Assigned task. Set the data down again, word for word, as it appears below.

Document layout detection data.
----

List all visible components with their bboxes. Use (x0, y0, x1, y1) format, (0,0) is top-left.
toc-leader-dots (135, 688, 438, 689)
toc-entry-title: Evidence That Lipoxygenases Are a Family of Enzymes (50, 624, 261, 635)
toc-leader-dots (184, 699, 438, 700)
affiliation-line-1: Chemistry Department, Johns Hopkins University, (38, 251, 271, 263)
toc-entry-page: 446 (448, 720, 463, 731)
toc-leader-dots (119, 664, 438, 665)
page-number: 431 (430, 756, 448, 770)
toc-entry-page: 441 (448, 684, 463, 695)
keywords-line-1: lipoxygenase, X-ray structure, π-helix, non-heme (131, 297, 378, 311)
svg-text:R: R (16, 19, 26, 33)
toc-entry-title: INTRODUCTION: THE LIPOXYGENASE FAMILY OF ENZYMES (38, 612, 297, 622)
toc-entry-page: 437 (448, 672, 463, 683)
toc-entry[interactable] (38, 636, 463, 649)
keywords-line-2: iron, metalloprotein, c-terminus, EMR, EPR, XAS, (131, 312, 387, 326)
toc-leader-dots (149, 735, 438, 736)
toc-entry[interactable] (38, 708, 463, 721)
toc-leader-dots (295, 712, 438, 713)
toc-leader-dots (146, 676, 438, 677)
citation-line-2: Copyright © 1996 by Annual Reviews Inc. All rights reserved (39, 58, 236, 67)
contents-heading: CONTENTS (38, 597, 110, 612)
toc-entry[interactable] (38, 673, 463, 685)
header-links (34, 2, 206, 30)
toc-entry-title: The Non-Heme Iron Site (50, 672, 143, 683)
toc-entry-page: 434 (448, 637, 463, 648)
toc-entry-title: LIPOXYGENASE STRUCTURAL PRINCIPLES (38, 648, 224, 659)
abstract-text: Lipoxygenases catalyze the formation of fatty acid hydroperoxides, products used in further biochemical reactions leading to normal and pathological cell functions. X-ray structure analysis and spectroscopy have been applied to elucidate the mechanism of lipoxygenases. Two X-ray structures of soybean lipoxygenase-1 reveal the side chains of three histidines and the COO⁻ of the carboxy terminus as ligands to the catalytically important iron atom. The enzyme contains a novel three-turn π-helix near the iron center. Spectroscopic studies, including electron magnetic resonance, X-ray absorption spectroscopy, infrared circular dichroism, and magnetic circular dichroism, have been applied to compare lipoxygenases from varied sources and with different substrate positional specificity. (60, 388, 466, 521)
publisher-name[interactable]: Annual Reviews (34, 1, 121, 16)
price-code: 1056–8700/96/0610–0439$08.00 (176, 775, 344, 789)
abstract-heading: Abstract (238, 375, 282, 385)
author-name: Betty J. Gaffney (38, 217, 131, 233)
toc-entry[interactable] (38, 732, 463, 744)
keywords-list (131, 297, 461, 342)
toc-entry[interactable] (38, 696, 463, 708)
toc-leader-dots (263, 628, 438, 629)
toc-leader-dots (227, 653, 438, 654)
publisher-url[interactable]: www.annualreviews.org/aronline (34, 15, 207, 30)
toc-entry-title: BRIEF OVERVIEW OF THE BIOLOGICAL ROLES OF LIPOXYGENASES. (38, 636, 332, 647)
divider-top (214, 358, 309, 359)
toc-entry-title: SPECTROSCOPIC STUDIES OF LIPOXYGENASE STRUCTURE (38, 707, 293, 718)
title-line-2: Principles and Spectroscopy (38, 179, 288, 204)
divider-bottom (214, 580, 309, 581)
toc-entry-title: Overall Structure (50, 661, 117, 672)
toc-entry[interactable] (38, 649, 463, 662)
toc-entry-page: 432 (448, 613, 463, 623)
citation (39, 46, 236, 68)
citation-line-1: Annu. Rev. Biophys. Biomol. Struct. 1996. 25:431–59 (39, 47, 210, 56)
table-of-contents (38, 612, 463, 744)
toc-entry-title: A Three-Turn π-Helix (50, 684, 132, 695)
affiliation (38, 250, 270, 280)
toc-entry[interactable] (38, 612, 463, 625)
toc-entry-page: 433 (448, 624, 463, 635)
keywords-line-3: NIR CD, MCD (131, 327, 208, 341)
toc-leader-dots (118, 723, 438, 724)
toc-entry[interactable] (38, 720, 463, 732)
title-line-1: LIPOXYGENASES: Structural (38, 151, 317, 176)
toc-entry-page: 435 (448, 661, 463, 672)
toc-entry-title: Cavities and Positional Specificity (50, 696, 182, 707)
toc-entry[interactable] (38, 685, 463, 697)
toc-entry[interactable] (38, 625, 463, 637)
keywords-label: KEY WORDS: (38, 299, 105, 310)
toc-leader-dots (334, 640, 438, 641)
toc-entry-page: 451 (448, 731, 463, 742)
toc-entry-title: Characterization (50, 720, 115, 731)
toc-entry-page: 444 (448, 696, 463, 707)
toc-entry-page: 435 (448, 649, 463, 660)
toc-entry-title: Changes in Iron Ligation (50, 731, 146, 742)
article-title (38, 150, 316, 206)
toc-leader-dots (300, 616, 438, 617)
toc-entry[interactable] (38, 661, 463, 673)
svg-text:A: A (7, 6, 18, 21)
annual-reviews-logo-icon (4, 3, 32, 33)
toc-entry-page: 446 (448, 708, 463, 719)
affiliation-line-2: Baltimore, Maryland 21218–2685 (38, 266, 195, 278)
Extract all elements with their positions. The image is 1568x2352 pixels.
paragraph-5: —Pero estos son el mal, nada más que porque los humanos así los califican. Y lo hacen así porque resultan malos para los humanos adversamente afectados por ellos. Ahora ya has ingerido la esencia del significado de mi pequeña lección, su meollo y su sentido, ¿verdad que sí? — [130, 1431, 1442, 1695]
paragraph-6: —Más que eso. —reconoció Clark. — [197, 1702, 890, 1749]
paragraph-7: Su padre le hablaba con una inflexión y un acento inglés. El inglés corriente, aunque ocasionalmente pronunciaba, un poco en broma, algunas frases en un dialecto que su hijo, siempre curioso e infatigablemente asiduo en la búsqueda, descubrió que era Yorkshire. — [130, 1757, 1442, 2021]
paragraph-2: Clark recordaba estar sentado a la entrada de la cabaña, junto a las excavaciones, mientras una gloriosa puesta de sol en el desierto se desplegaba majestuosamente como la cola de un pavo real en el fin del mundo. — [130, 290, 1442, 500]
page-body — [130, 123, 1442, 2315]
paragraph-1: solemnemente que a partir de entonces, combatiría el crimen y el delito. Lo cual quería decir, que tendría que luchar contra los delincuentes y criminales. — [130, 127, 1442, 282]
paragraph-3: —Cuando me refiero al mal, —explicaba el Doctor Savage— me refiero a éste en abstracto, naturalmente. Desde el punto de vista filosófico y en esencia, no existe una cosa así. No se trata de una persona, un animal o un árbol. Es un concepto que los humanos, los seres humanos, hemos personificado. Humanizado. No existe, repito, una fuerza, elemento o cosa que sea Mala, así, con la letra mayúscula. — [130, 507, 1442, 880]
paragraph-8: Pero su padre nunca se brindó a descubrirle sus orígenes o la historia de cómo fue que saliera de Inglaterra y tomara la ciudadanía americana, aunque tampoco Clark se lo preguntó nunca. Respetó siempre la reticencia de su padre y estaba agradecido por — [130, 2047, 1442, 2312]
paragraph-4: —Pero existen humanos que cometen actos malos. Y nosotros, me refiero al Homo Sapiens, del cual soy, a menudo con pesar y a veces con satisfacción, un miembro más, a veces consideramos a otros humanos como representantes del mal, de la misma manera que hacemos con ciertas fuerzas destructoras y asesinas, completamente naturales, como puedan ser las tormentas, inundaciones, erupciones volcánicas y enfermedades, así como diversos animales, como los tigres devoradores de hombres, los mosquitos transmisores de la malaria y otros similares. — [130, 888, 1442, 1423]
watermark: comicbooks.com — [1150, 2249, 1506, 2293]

----

Response below.
List all visible components with their bboxes. Use (x0, y0, x1, y1) format, (0,0) is top-left.
toc-leader-dots (135, 688, 438, 689)
toc-entry-title: Evidence That Lipoxygenases Are a Family of Enzymes (50, 624, 261, 635)
toc-leader-dots (184, 699, 438, 700)
affiliation-line-1: Chemistry Department, Johns Hopkins University, (38, 251, 271, 263)
toc-entry-page: 446 (448, 720, 463, 731)
toc-leader-dots (119, 664, 438, 665)
page-number: 431 (430, 756, 448, 770)
toc-entry-page: 441 (448, 684, 463, 695)
keywords-line-1: lipoxygenase, X-ray structure, π-helix, non-heme (131, 297, 378, 311)
svg-text:R: R (16, 19, 26, 33)
toc-entry-title: INTRODUCTION: THE LIPOXYGENASE FAMILY OF ENZYMES (38, 612, 297, 622)
toc-entry-page: 437 (448, 672, 463, 683)
toc-entry[interactable] (38, 636, 463, 649)
keywords-line-2: iron, metalloprotein, c-terminus, EMR, EPR, XAS, (131, 312, 387, 326)
toc-leader-dots (149, 735, 438, 736)
toc-entry[interactable] (38, 708, 463, 721)
toc-leader-dots (295, 712, 438, 713)
toc-leader-dots (146, 676, 438, 677)
citation-line-2: Copyright © 1996 by Annual Reviews Inc. All rights reserved (39, 58, 236, 67)
contents-heading: CONTENTS (38, 597, 110, 612)
toc-entry[interactable] (38, 673, 463, 685)
header-links (34, 2, 206, 30)
toc-entry-title: The Non-Heme Iron Site (50, 672, 143, 683)
toc-entry-page: 434 (448, 637, 463, 648)
toc-entry-title: LIPOXYGENASE STRUCTURAL PRINCIPLES (38, 648, 224, 659)
abstract-text: Lipoxygenases catalyze the formation of fatty acid hydroperoxides, products used in further biochemical reactions leading to normal and pathological cell functions. X-ray structure analysis and spectroscopy have been applied to elucidate the mechanism of lipoxygenases. Two X-ray structures of soybean lipoxygenase-1 reveal the side chains of three histidines and the COO⁻ of the carboxy terminus as ligands to the catalytically important iron atom. The enzyme contains a novel three-turn π-helix near the iron center. Spectroscopic studies, including electron magnetic resonance, X-ray absorption spectroscopy, infrared circular dichroism, and magnetic circular dichroism, have been applied to compare lipoxygenases from varied sources and with different substrate positional specificity. (60, 388, 466, 521)
publisher-name[interactable]: Annual Reviews (34, 1, 121, 16)
price-code: 1056–8700/96/0610–0439$08.00 (176, 775, 344, 789)
abstract-heading: Abstract (238, 375, 282, 385)
author-name: Betty J. Gaffney (38, 217, 131, 233)
toc-entry[interactable] (38, 732, 463, 744)
keywords-list (131, 297, 461, 342)
toc-entry[interactable] (38, 696, 463, 708)
toc-leader-dots (263, 628, 438, 629)
toc-leader-dots (227, 653, 438, 654)
publisher-url[interactable]: www.annualreviews.org/aronline (34, 15, 207, 30)
toc-entry-title: BRIEF OVERVIEW OF THE BIOLOGICAL ROLES OF LIPOXYGENASES. (38, 636, 332, 647)
divider-top (214, 358, 309, 359)
toc-entry-title: SPECTROSCOPIC STUDIES OF LIPOXYGENASE STRUCTURE (38, 707, 293, 718)
title-line-2: Principles and Spectroscopy (38, 179, 288, 204)
divider-bottom (214, 580, 309, 581)
toc-entry-title: Overall Structure (50, 661, 117, 672)
toc-entry[interactable] (38, 649, 463, 662)
toc-entry-page: 432 (448, 613, 463, 623)
citation (39, 46, 236, 68)
citation-line-1: Annu. Rev. Biophys. Biomol. Struct. 1996. 25:431–59 (39, 47, 210, 56)
table-of-contents (38, 612, 463, 744)
toc-entry-title: A Three-Turn π-Helix (50, 684, 132, 695)
affiliation (38, 250, 270, 280)
toc-entry[interactable] (38, 612, 463, 625)
toc-entry-page: 433 (448, 624, 463, 635)
keywords-line-3: NIR CD, MCD (131, 327, 208, 341)
toc-leader-dots (118, 723, 438, 724)
toc-entry[interactable] (38, 720, 463, 732)
title-line-1: LIPOXYGENASES: Structural (38, 151, 317, 176)
toc-entry-page: 435 (448, 661, 463, 672)
toc-entry-title: Cavities and Positional Specificity (50, 696, 182, 707)
toc-entry[interactable] (38, 685, 463, 697)
toc-entry[interactable] (38, 625, 463, 637)
keywords-label: KEY WORDS: (38, 299, 105, 310)
toc-leader-dots (334, 640, 438, 641)
toc-entry-page: 451 (448, 731, 463, 742)
toc-entry-title: Characterization (50, 720, 115, 731)
toc-entry-page: 444 (448, 696, 463, 707)
toc-entry-page: 435 (448, 649, 463, 660)
toc-entry-title: Changes in Iron Ligation (50, 731, 146, 742)
article-title (38, 150, 316, 206)
toc-leader-dots (300, 616, 438, 617)
toc-entry[interactable] (38, 661, 463, 673)
svg-text:A: A (7, 6, 18, 21)
annual-reviews-logo-icon (4, 3, 32, 33)
toc-entry-page: 446 (448, 708, 463, 719)
affiliation-line-2: Baltimore, Maryland 21218–2685 (38, 266, 195, 278)
Extract all elements with their positions. The image is 1568x2352 pixels.
paragraph-5: —Pero estos son el mal, nada más que porque los humanos así los califican. Y lo hacen así porque resultan malos para los humanos adversamente afectados por ellos. Ahora ya has ingerido la esencia del significado de mi pequeña lección, su meollo y su sentido, ¿verdad que sí? — [130, 1431, 1442, 1695]
paragraph-6: —Más que eso. —reconoció Clark. — [197, 1702, 890, 1749]
paragraph-7: Su padre le hablaba con una inflexión y un acento inglés. El inglés corriente, aunque ocasionalmente pronunciaba, un poco en broma, algunas frases en un dialecto que su hijo, siempre curioso e infatigablemente asiduo en la búsqueda, descubrió que era Yorkshire. — [130, 1757, 1442, 2021]
paragraph-2: Clark recordaba estar sentado a la entrada de la cabaña, junto a las excavaciones, mientras una gloriosa puesta de sol en el desierto se desplegaba majestuosamente como la cola de un pavo real en el fin del mundo. — [130, 290, 1442, 500]
page-body — [130, 123, 1442, 2315]
paragraph-1: solemnemente que a partir de entonces, combatiría el crimen y el delito. Lo cual quería decir, que tendría que luchar contra los delincuentes y criminales. — [130, 127, 1442, 282]
paragraph-3: —Cuando me refiero al mal, —explicaba el Doctor Savage— me refiero a éste en abstracto, naturalmente. Desde el punto de vista filosófico y en esencia, no existe una cosa así. No se trata de una persona, un animal o un árbol. Es un concepto que los humanos, los seres humanos, hemos personificado. Humanizado. No existe, repito, una fuerza, elemento o cosa que sea Mala, así, con la letra mayúscula. — [130, 507, 1442, 880]
paragraph-8: Pero su padre nunca se brindó a descubrirle sus orígenes o la historia de cómo fue que saliera de Inglaterra y tomara la ciudadanía americana, aunque tampoco Clark se lo preguntó nunca. Respetó siempre la reticencia de su padre y estaba agradecido por — [130, 2047, 1442, 2312]
paragraph-4: —Pero existen humanos que cometen actos malos. Y nosotros, me refiero al Homo Sapiens, del cual soy, a menudo con pesar y a veces con satisfacción, un miembro más, a veces consideramos a otros humanos como representantes del mal, de la misma manera que hacemos con ciertas fuerzas destructoras y asesinas, completamente naturales, como puedan ser las tormentas, inundaciones, erupciones volcánicas y enfermedades, así como diversos animales, como los tigres devoradores de hombres, los mosquitos transmisores de la malaria y otros similares. — [130, 888, 1442, 1423]
watermark: comicbooks.com — [1150, 2249, 1506, 2293]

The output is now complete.